Task prompt:
Write out the data again exactly, skipping every picture.

Input for this task:
>> BEGIN
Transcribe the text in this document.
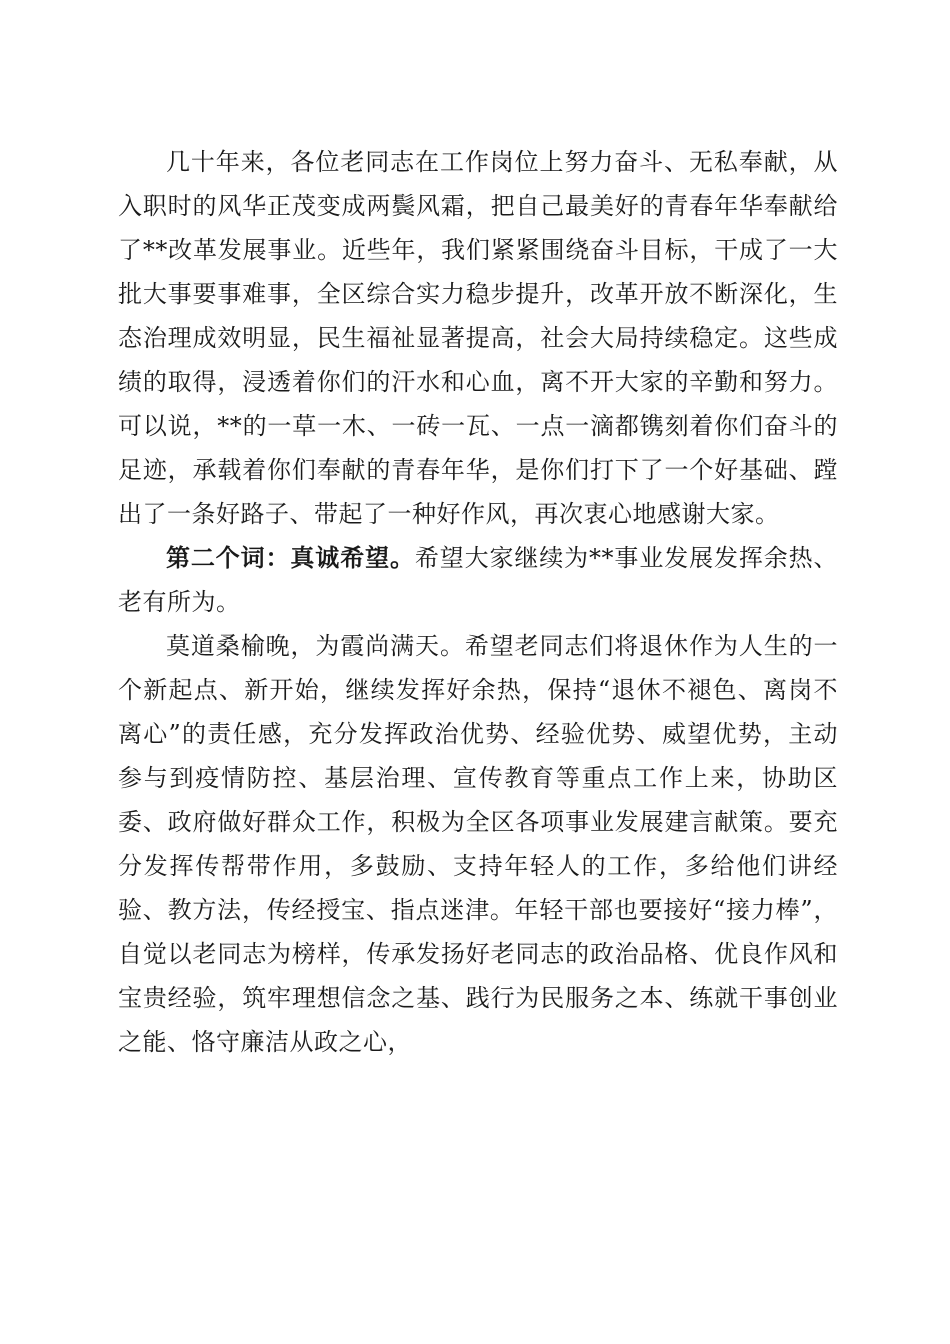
几十年来，各位老同志在工作岗位上努力奋斗、无私奉献，从入职时的风华正茂变成两鬓风霜，把自己最美好的青春年华奉献给了**改革发展事业。近些年，我们紧紧围绕奋斗目标，干成了一大批大事要事难事，全区综合实力稳步提升，改革开放不断深化，生态治理成效明显，民生福祉显著提高，社会大局持续稳定。这些成绩的取得，浸透着你们的汗水和心血，离不开大家的辛勤和努力。可以说，**的一草一木、一砖一瓦、一点一滴都镌刻着你们奋斗的足迹，承载着你们奉献的青春年华，是你们打下了一个好基础、蹚出了一条好路子、带起了一种好作风，再次衷心地感谢大家。

第二个词：真诚希望。希望大家继续为**事业发展发挥余热、老有所为。

莫道桑榆晚，为霞尚满天。希望老同志们将退休作为人生的一个新起点、新开始，继续发挥好余热，保持“退休不褪色、离岗不离心”的责任感，充分发挥政治优势、经验优势、威望优势，主动参与到疫情防控、基层治理、宣传教育等重点工作上来，协助区委、政府做好群众工作，积极为全区各项事业发展建言献策。要充分发挥传帮带作用，多鼓励、支持年轻人的工作，多给他们讲经验、教方法，传经授宝、指点迷津。年轻干部也要接好“接力棒”，自觉以老同志为榜样，传承发扬好老同志的政治品格、优良作风和宝贵经验，筑牢理想信念之基、践行为民服务之本、练就干事创业之能、恪守廉洁从政之心，
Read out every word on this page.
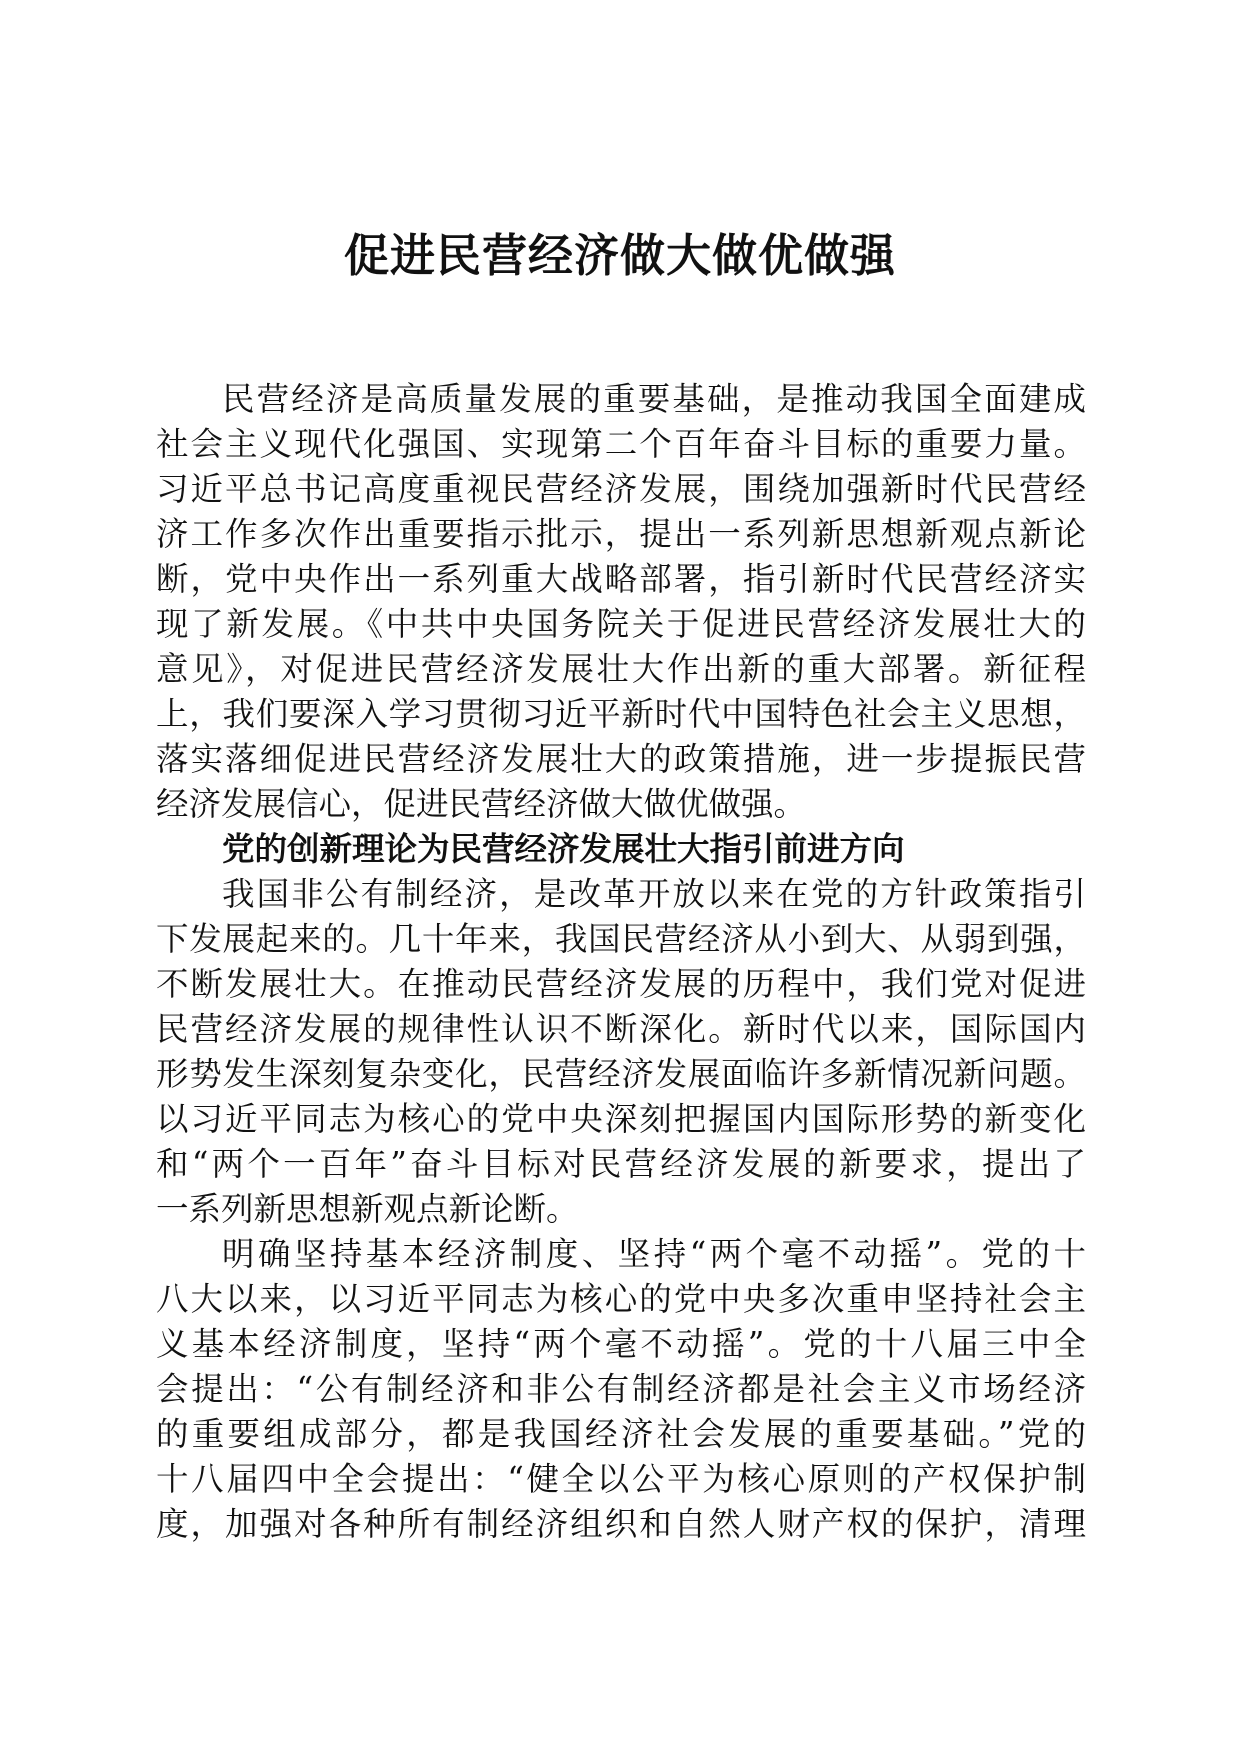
促进民营经济做大做优做强
民营经济是高质量发展的重要基础，是推动我国全面建成
社会主义现代化强国、实现第二个百年奋斗目标的重要力量。
习近平总书记高度重视民营经济发展，围绕加强新时代民营经
济工作多次作出重要指示批示，提出一系列新思想新观点新论
断，党中央作出一系列重大战略部署，指引新时代民营经济实
现了新发展。《中共中央国务院关于促进民营经济发展壮大的
意见》，对促进民营经济发展壮大作出新的重大部署。新征程
上，我们要深入学习贯彻习近平新时代中国特色社会主义思想，
落实落细促进民营经济发展壮大的政策措施，进一步提振民营
经济发展信心，促进民营经济做大做优做强。
党的创新理论为民营经济发展壮大指引前进方向
我国非公有制经济，是改革开放以来在党的方针政策指引
下发展起来的。几十年来，我国民营经济从小到大、从弱到强，
不断发展壮大。在推动民营经济发展的历程中，我们党对促进
民营经济发展的规律性认识不断深化。新时代以来，国际国内
形势发生深刻复杂变化，民营经济发展面临许多新情况新问题。
以习近平同志为核心的党中央深刻把握国内国际形势的新变化
和“两个一百年”奋斗目标对民营经济发展的新要求，提出了
一系列新思想新观点新论断。
明确坚持基本经济制度、坚持“两个毫不动摇”。党的十
八大以来，以习近平同志为核心的党中央多次重申坚持社会主
义基本经济制度，坚持“两个毫不动摇”。党的十八届三中全
会提出：“公有制经济和非公有制经济都是社会主义市场经济
的重要组成部分，都是我国经济社会发展的重要基础。”党的
十八届四中全会提出：“健全以公平为核心原则的产权保护制
度，加强对各种所有制经济组织和自然人财产权的保护，清理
>> END
Written response:
Transcribe the text in this document.
几十年来，各位老同志在工作岗位上努力奋斗、无私奉献，从入职时的风华正茂变成两鬓风霜，把自己最美好的青春年华奉献给了**改革发展事业。近些年，我们紧紧围绕奋斗目标，干成了一大批大事要事难事，全区综合实力稳步提升，改革开放不断深化，生态治理成效明显，民生福祉显著提高，社会大局持续稳定。这些成绩的取得，浸透着你们的汗水和心血，离不开大家的辛勤和努力。可以说，**的一草一木、一砖一瓦、一点一滴都镌刻着你们奋斗的足迹，承载着你们奉献的青春年华，是你们打下了一个好基础、蹚出了一条好路子、带起了一种好作风，再次衷心地感谢大家。

第二个词：真诚希望。希望大家继续为**事业发展发挥余热、老有所为。

莫道桑榆晚，为霞尚满天。希望老同志们将退休作为人生的一个新起点、新开始，继续发挥好余热，保持“退休不褪色、离岗不离心”的责任感，充分发挥政治优势、经验优势、威望优势，主动参与到疫情防控、基层治理、宣传教育等重点工作上来，协助区委、政府做好群众工作，积极为全区各项事业发展建言献策。要充分发挥传帮带作用，多鼓励、支持年轻人的工作，多给他们讲经验、教方法，传经授宝、指点迷津。年轻干部也要接好“接力棒”，自觉以老同志为榜样，传承发扬好老同志的政治品格、优良作风和宝贵经验，筑牢理想信念之基、践行为民服务之本、练就干事创业之能、恪守廉洁从政之心，
Read out every word on this page.
促进民营经济做大做优做强
民营经济是高质量发展的重要基础，是推动我国全面建成
社会主义现代化强国、实现第二个百年奋斗目标的重要力量。
习近平总书记高度重视民营经济发展，围绕加强新时代民营经
济工作多次作出重要指示批示，提出一系列新思想新观点新论
断，党中央作出一系列重大战略部署，指引新时代民营经济实
现了新发展。《中共中央国务院关于促进民营经济发展壮大的
意见》，对促进民营经济发展壮大作出新的重大部署。新征程
上，我们要深入学习贯彻习近平新时代中国特色社会主义思想，
落实落细促进民营经济发展壮大的政策措施，进一步提振民营
经济发展信心，促进民营经济做大做优做强。
党的创新理论为民营经济发展壮大指引前进方向
我国非公有制经济，是改革开放以来在党的方针政策指引
下发展起来的。几十年来，我国民营经济从小到大、从弱到强，
不断发展壮大。在推动民营经济发展的历程中，我们党对促进
民营经济发展的规律性认识不断深化。新时代以来，国际国内
形势发生深刻复杂变化，民营经济发展面临许多新情况新问题。
以习近平同志为核心的党中央深刻把握国内国际形势的新变化
和“两个一百年”奋斗目标对民营经济发展的新要求，提出了
一系列新思想新观点新论断。
明确坚持基本经济制度、坚持“两个毫不动摇”。党的十
八大以来，以习近平同志为核心的党中央多次重申坚持社会主
义基本经济制度，坚持“两个毫不动摇”。党的十八届三中全
会提出：“公有制经济和非公有制经济都是社会主义市场经济
的重要组成部分，都是我国经济社会发展的重要基础。”党的
十八届四中全会提出：“健全以公平为核心原则的产权保护制
度，加强对各种所有制经济组织和自然人财产权的保护，清理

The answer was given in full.